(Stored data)
------------------------------------------------------------------------

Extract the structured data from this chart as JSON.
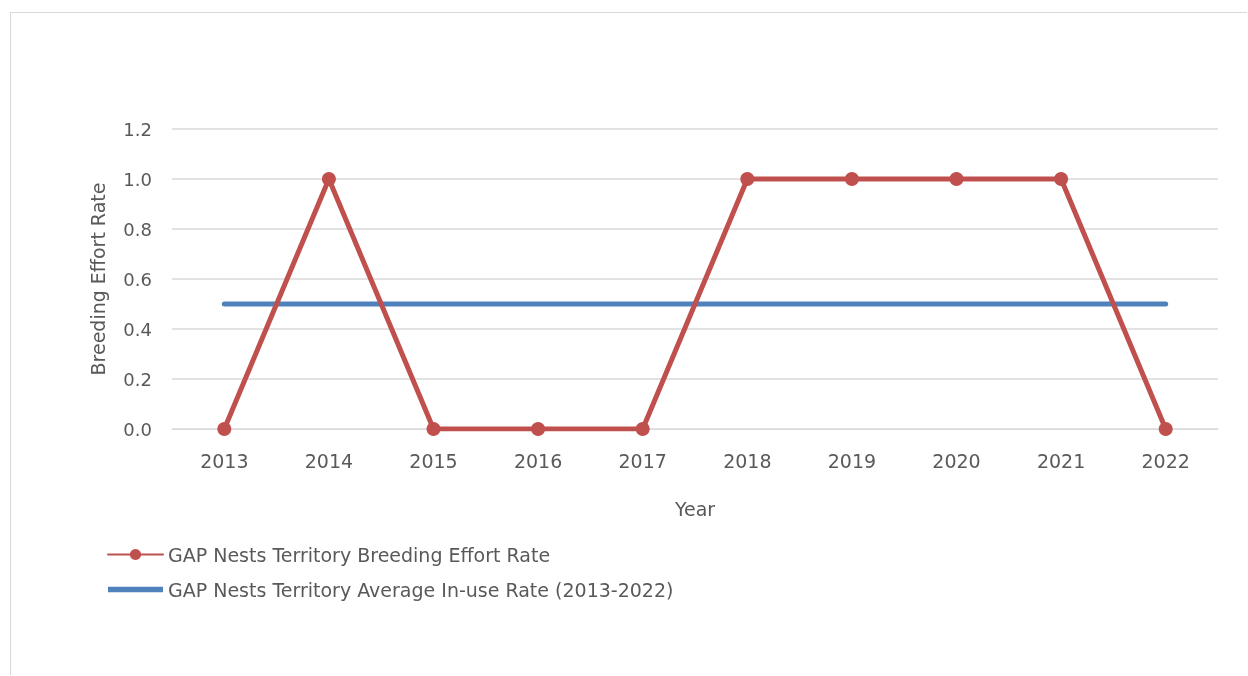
{
  "chart_data": {
    "type": "line",
    "xlabel": "Year",
    "ylabel": "Breeding Effort Rate",
    "categories": [
      "2013",
      "2014",
      "2015",
      "2016",
      "2017",
      "2018",
      "2019",
      "2020",
      "2021",
      "2022"
    ],
    "series": [
      {
        "name": "GAP Nests Territory Breeding Effort Rate",
        "color": "#c0504d",
        "marker": "circle",
        "values": [
          0,
          1,
          0,
          0,
          0,
          1,
          1,
          1,
          1,
          0
        ]
      },
      {
        "name": "GAP Nests Territory Average In-use Rate (2013-2022)",
        "color": "#4f81bd",
        "marker": "none",
        "values": [
          0.5,
          0.5,
          0.5,
          0.5,
          0.5,
          0.5,
          0.5,
          0.5,
          0.5,
          0.5
        ]
      }
    ],
    "ylim": [
      0,
      1.2
    ],
    "yticks": [
      {
        "value": 0,
        "label": "0.0"
      },
      0.2,
      0.4,
      0.6,
      0.8,
      {
        "value": 1,
        "label": "1.0"
      },
      1.2
    ],
    "grid": "y",
    "legend": "bottom left",
    "line_style": "solid"
  }
}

------------------------------------------------------------------------

■ What you will do
Return the entries unchanged, save for the pictures, which do not belong in the copy.

■ Output for this exercise
Extract the structured data from this chart as JSON.
{
  "chart_data": {
    "type": "line",
    "xlabel": "Year",
    "ylabel": "Breeding Effort Rate",
    "categories": [
      "2013",
      "2014",
      "2015",
      "2016",
      "2017",
      "2018",
      "2019",
      "2020",
      "2021",
      "2022"
    ],
    "series": [
      {
        "name": "GAP Nests Territory Breeding Effort Rate",
        "color": "#c0504d",
        "marker": "circle",
        "values": [
          0,
          1,
          0,
          0,
          0,
          1,
          1,
          1,
          1,
          0
        ]
      },
      {
        "name": "GAP Nests Territory Average In-use Rate (2013-2022)",
        "color": "#4f81bd",
        "marker": "none",
        "values": [
          0.5,
          0.5,
          0.5,
          0.5,
          0.5,
          0.5,
          0.5,
          0.5,
          0.5,
          0.5
        ]
      }
    ],
    "ylim": [
      0,
      1.2
    ],
    "yticks": [
      {
        "value": 0,
        "label": "0.0"
      },
      0.2,
      0.4,
      0.6,
      0.8,
      {
        "value": 1,
        "label": "1.0"
      },
      1.2
    ],
    "grid": "y",
    "legend": "bottom left",
    "line_style": "solid"
  }
}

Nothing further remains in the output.